Collected data
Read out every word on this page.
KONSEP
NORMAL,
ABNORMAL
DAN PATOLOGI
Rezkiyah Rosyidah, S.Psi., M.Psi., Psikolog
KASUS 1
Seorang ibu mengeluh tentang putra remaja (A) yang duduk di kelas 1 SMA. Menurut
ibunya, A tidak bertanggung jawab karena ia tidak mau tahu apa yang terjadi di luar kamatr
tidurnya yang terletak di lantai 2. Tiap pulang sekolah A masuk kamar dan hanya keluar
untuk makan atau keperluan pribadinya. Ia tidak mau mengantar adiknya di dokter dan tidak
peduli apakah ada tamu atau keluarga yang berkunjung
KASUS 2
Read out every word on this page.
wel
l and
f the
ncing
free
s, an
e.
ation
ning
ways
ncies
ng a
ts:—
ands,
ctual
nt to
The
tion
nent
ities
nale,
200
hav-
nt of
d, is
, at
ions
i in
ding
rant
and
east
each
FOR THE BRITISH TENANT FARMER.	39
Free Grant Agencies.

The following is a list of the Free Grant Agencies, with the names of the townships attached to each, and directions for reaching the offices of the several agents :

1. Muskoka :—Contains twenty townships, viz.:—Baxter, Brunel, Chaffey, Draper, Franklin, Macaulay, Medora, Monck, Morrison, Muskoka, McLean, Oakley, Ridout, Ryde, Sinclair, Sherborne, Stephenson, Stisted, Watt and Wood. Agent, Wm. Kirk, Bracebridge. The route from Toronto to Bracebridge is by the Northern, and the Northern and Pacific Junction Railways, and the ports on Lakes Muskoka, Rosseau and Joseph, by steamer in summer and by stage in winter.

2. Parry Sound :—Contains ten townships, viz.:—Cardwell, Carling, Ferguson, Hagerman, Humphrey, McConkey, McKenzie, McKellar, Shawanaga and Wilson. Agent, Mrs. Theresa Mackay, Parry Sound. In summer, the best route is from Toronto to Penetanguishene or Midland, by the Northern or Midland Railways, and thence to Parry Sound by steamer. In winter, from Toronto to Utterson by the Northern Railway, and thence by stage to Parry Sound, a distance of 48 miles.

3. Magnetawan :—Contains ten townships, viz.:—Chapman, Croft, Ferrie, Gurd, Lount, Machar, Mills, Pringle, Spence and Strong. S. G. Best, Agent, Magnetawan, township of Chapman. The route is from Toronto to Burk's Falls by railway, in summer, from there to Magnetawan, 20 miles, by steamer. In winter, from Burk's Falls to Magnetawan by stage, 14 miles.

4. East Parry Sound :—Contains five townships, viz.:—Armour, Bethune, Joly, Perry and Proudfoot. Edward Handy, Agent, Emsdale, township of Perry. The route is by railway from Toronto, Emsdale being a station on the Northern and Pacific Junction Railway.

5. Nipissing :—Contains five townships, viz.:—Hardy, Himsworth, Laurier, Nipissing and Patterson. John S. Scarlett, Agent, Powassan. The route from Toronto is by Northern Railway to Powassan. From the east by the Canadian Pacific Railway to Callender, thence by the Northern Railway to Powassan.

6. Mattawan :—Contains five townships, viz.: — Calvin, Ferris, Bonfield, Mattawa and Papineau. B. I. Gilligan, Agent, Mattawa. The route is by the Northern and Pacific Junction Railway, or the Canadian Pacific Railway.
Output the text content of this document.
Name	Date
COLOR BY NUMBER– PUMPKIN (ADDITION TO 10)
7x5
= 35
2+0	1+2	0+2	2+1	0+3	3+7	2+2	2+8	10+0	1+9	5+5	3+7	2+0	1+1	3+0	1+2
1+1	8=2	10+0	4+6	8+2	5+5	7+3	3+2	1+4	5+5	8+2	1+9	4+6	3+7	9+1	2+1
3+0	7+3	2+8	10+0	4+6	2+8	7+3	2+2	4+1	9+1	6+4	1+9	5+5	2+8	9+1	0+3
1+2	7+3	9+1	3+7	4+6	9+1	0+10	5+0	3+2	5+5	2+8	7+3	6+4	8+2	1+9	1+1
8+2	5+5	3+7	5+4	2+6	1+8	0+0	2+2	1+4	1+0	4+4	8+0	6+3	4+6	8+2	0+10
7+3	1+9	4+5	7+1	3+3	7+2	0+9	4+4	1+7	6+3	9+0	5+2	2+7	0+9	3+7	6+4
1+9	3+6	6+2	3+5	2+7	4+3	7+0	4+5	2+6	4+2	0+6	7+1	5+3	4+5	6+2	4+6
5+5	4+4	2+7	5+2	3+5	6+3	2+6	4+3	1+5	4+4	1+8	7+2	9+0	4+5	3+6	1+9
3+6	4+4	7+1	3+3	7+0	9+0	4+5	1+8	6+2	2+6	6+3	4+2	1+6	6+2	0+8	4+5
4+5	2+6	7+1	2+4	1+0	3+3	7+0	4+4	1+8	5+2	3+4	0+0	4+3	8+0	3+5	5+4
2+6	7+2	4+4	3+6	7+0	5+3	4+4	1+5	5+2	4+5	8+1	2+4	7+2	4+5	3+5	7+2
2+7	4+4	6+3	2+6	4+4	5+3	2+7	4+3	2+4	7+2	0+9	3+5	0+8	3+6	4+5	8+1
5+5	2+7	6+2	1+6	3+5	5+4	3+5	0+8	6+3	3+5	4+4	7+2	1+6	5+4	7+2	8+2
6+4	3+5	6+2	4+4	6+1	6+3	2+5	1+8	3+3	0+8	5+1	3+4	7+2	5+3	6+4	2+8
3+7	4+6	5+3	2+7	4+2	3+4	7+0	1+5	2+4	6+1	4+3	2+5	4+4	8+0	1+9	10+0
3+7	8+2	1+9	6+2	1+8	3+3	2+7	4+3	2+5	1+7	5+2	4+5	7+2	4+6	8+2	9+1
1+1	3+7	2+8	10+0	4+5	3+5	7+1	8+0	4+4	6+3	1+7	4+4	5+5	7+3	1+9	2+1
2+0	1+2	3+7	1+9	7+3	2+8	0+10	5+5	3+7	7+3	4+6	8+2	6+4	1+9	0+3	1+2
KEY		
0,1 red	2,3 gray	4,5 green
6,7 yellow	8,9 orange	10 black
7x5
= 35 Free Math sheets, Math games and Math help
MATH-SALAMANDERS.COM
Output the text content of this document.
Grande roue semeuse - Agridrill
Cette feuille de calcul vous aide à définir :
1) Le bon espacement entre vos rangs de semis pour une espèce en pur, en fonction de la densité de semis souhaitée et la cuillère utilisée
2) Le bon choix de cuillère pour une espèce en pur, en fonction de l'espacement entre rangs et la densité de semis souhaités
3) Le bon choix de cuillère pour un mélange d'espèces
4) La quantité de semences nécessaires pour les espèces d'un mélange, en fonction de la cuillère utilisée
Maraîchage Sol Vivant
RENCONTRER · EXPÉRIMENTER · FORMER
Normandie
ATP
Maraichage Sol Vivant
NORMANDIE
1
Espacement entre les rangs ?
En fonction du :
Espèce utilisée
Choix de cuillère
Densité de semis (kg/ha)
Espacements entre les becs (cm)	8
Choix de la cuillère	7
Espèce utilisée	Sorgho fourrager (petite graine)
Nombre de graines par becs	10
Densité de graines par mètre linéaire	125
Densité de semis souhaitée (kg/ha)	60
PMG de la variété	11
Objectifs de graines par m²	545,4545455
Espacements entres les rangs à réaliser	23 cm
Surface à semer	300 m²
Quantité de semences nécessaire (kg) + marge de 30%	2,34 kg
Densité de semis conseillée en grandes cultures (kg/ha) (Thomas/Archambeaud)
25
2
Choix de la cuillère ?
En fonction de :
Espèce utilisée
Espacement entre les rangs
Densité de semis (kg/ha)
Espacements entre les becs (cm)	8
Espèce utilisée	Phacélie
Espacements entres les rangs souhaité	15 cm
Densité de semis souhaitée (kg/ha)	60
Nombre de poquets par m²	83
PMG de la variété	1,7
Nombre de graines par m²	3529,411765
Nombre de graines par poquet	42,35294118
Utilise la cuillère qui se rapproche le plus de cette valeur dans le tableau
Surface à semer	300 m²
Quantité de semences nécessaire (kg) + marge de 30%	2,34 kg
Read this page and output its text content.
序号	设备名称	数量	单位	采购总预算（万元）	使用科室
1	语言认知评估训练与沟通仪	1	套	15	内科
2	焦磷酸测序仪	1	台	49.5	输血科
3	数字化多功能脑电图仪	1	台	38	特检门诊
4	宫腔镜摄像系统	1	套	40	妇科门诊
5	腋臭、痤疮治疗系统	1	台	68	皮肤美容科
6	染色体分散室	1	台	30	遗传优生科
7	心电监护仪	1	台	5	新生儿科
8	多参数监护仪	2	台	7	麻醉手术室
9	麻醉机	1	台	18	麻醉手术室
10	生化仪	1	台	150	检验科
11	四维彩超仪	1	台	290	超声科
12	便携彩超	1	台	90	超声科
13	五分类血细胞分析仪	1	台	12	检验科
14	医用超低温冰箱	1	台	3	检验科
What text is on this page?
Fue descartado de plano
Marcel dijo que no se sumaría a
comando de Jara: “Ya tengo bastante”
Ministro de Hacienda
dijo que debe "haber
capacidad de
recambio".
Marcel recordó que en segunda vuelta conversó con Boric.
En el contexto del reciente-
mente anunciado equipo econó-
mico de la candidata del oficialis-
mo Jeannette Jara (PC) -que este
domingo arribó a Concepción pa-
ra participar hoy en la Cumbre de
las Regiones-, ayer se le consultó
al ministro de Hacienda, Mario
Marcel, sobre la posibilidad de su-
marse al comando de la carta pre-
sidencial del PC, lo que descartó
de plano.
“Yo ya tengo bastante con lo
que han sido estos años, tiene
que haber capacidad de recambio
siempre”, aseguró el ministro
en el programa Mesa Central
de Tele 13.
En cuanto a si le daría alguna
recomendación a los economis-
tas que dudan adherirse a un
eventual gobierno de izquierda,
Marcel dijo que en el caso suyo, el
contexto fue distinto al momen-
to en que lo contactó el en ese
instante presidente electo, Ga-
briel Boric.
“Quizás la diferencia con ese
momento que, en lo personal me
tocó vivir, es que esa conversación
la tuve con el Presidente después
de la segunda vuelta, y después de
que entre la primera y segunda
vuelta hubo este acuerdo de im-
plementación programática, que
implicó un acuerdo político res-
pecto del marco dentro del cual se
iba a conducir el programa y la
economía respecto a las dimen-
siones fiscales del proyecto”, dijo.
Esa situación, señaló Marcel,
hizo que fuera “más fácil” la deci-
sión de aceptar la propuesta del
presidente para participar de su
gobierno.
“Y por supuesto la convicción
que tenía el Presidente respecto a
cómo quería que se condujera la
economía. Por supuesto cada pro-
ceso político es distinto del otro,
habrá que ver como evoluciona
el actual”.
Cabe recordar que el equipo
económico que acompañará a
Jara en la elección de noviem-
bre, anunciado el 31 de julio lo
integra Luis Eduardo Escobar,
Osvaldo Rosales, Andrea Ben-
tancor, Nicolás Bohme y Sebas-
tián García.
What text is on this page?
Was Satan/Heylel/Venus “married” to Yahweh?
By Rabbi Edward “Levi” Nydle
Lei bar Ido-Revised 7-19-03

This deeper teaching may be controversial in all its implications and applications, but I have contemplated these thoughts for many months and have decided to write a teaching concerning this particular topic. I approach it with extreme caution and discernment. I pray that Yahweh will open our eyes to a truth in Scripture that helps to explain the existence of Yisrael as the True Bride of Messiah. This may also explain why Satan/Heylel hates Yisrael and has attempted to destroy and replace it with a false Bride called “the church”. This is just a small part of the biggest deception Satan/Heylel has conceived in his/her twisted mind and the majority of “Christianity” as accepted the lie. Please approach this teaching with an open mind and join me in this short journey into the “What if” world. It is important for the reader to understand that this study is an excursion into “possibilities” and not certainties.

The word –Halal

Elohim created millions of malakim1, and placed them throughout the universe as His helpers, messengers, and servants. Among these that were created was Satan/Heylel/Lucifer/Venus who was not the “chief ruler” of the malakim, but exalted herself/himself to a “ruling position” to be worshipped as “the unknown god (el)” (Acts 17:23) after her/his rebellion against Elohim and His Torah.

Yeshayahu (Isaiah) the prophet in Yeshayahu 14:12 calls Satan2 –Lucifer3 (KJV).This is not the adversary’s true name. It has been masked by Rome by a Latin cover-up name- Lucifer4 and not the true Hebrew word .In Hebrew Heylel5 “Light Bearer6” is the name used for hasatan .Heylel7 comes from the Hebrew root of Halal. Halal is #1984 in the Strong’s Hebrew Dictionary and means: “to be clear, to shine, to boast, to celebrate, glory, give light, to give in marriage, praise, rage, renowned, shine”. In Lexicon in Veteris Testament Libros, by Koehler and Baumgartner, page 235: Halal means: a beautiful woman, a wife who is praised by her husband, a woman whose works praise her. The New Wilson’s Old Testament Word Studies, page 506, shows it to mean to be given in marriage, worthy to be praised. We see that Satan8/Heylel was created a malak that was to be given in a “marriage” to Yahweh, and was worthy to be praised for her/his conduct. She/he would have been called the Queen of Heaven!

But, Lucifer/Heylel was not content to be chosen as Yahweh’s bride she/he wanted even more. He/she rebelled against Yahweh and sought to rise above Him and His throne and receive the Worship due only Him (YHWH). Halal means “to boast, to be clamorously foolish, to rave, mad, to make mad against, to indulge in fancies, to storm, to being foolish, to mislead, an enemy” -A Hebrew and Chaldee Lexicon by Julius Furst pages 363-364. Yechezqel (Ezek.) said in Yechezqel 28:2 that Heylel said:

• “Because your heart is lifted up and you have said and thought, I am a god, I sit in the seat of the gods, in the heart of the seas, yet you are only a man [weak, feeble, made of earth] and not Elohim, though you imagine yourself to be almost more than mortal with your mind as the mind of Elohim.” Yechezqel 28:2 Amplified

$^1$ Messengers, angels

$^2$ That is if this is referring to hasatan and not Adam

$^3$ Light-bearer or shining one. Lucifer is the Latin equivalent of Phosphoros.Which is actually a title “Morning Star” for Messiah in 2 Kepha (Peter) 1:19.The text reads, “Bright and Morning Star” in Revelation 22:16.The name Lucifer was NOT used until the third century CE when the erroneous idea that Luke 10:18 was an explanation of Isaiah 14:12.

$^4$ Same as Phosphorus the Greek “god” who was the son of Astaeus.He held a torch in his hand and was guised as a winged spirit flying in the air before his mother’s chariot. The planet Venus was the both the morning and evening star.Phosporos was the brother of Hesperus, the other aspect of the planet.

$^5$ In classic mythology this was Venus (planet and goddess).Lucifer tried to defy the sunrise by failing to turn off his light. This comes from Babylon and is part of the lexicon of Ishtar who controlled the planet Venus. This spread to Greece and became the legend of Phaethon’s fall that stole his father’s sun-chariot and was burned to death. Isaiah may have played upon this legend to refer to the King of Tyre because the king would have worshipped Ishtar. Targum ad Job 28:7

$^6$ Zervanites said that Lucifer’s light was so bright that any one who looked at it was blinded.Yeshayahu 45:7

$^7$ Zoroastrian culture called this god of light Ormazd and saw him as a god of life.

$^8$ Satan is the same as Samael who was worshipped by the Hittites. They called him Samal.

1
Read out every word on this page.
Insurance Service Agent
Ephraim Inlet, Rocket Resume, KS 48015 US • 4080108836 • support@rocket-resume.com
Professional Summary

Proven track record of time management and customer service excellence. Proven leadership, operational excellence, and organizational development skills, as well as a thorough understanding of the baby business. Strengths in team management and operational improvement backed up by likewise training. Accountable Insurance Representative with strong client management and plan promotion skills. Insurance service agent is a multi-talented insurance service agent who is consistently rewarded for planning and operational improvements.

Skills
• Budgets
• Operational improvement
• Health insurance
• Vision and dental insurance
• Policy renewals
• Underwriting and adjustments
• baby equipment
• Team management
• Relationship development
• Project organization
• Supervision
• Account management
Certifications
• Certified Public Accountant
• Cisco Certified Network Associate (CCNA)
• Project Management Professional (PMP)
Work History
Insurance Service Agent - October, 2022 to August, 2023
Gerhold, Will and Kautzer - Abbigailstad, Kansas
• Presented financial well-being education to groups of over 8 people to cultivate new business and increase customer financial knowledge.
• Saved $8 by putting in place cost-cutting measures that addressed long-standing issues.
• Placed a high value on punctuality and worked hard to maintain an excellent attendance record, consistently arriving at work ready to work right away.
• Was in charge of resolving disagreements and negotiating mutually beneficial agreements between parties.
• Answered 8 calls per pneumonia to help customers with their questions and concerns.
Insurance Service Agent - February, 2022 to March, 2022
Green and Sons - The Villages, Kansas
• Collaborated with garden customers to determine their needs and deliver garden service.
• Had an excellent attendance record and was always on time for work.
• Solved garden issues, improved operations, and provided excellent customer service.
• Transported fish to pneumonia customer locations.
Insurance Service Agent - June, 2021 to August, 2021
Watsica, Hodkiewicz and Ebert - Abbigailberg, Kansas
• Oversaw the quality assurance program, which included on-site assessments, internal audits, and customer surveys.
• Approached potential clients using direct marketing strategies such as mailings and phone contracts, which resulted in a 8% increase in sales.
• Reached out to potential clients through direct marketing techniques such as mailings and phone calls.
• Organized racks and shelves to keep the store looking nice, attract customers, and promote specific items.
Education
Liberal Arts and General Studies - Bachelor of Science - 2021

▶ _Set problem_
Of the lines above, copy each that contains "potential".

▶ _Reply_
• Approached potential clients using direct marketing strategies such as mailings and phone contracts, which resulted in a 8% increase in sales.
• Reached out to potential clients through direct marketing techniques such as mailings and phone calls.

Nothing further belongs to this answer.